**Task to complete:** Gather up every line that includes the string "this".

**Raw records:**
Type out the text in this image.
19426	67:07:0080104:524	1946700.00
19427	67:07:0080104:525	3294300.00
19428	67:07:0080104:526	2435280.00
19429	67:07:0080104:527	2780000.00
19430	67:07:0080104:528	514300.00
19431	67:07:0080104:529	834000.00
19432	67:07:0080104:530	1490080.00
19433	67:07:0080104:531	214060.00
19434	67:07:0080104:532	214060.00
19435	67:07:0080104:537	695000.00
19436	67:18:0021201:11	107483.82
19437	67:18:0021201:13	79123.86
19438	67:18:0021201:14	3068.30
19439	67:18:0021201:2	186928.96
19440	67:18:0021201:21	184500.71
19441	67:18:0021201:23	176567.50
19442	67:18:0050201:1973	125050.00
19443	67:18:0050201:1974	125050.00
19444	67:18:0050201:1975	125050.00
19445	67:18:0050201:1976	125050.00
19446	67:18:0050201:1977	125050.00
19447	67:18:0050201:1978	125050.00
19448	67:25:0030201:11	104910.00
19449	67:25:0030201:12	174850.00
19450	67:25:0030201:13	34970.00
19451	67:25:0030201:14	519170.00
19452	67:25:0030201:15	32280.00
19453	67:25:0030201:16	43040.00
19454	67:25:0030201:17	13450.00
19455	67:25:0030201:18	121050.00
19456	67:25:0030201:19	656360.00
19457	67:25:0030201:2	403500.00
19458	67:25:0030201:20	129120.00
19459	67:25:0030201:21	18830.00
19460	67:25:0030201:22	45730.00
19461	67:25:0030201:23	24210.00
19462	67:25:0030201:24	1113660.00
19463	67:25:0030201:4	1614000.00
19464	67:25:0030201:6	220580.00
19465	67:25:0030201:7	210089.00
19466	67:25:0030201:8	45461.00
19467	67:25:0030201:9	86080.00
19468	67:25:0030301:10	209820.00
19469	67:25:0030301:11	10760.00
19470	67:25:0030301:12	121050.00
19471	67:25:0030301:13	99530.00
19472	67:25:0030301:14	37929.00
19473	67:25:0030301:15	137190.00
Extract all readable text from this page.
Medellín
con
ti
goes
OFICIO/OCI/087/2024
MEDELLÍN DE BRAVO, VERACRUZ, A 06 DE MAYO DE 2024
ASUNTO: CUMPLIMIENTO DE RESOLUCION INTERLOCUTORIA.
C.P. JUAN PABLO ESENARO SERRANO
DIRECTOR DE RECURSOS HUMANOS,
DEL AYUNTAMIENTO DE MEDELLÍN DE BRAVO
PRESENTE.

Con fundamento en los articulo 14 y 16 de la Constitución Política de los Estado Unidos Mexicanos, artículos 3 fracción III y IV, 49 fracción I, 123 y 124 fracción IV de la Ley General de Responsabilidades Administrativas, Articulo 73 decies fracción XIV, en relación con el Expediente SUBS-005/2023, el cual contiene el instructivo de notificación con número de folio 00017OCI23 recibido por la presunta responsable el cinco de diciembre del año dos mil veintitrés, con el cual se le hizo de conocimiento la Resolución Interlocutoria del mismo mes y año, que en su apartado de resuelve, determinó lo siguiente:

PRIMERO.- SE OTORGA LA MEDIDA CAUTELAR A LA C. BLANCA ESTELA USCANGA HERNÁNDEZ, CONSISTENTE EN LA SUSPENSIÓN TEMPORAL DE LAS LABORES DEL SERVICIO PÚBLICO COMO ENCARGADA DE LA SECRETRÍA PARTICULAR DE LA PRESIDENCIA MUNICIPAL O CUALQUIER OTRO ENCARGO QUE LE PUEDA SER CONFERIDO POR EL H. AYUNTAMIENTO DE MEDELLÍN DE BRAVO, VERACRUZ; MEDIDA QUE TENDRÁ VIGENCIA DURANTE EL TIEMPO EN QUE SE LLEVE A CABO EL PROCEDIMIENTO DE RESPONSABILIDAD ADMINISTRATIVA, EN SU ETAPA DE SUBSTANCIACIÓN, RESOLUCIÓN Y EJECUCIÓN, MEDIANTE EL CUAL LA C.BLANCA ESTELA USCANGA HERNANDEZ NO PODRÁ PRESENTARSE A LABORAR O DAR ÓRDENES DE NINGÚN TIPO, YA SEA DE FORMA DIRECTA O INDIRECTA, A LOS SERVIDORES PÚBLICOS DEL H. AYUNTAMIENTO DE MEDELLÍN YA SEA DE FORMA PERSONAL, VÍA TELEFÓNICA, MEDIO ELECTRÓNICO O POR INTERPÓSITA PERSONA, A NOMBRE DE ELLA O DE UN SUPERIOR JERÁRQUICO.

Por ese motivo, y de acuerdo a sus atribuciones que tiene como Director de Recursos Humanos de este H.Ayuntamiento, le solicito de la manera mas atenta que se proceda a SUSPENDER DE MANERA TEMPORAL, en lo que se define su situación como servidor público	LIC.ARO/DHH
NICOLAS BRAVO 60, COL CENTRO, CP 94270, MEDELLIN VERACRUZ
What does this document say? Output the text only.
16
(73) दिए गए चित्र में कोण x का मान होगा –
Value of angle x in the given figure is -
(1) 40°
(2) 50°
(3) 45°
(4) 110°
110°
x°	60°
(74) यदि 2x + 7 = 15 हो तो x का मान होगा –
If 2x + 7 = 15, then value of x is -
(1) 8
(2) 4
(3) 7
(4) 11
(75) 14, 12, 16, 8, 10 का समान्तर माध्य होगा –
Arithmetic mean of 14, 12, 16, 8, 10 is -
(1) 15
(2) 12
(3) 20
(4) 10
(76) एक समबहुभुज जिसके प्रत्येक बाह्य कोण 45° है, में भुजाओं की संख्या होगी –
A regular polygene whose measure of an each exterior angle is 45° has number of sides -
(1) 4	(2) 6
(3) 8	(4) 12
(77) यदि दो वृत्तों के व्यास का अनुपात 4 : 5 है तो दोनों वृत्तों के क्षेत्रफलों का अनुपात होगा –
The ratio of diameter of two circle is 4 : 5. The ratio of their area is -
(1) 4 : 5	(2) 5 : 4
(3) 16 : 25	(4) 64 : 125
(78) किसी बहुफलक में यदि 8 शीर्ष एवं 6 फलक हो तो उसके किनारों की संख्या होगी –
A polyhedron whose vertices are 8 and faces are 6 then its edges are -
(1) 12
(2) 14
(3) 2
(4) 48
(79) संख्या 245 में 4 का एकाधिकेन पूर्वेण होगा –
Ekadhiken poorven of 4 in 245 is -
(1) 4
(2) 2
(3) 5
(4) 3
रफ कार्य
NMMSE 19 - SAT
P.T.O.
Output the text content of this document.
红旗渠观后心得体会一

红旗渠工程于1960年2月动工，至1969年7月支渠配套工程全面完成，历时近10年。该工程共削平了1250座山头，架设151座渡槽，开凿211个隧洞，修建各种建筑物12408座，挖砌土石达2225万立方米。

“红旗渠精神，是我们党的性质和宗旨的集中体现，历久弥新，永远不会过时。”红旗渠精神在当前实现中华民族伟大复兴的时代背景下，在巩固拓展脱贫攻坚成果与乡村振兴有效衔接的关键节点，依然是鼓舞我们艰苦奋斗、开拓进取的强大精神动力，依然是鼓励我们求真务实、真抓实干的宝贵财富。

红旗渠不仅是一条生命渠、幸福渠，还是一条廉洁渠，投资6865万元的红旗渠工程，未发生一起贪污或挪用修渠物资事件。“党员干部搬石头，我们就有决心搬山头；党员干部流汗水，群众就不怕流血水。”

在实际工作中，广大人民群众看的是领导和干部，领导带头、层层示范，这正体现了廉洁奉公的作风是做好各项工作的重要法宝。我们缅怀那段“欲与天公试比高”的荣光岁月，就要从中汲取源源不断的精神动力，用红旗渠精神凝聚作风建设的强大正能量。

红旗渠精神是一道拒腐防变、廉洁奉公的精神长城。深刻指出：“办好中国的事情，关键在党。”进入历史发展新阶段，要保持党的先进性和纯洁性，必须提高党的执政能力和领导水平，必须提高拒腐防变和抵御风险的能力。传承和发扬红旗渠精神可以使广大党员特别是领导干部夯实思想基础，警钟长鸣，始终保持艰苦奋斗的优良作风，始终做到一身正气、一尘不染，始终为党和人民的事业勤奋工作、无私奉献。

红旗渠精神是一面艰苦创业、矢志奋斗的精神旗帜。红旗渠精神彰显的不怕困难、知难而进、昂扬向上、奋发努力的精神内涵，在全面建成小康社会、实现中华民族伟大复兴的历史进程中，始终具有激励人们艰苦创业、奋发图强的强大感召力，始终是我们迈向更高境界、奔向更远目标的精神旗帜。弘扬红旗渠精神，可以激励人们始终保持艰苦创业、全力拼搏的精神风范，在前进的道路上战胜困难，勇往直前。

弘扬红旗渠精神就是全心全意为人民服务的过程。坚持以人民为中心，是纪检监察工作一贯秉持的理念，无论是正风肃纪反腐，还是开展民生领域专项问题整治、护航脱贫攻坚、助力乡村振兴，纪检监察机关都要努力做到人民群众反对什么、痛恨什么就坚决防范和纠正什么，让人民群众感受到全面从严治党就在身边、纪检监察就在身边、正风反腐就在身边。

**Complete output:**
Type out the text in this image.
Extract all readable text from this page.
What does this document say? Output the text only.
Output the text content of this document.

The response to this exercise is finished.